Material.
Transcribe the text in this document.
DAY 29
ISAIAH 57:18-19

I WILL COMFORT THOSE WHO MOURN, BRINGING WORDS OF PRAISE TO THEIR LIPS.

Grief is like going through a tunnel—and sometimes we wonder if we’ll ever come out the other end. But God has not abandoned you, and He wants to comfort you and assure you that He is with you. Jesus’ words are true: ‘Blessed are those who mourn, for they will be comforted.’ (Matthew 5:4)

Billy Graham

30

Exercise task. Your task is to reproduce all of the records exactly.

Final result.
Transcribe the text in this document.
DAY 29
ISAIAH 57:18-19

I WILL COMFORT THOSE WHO MOURN, BRINGING WORDS OF PRAISE TO THEIR LIPS.

Grief is like going through a tunnel—and sometimes we wonder if we’ll ever come out the other end. But God has not abandoned you, and He wants to comfort you and assure you that He is with you. Jesus’ words are true: ‘Blessed are those who mourn, for they will be comforted.’ (Matthew 5:4)

Billy Graham

30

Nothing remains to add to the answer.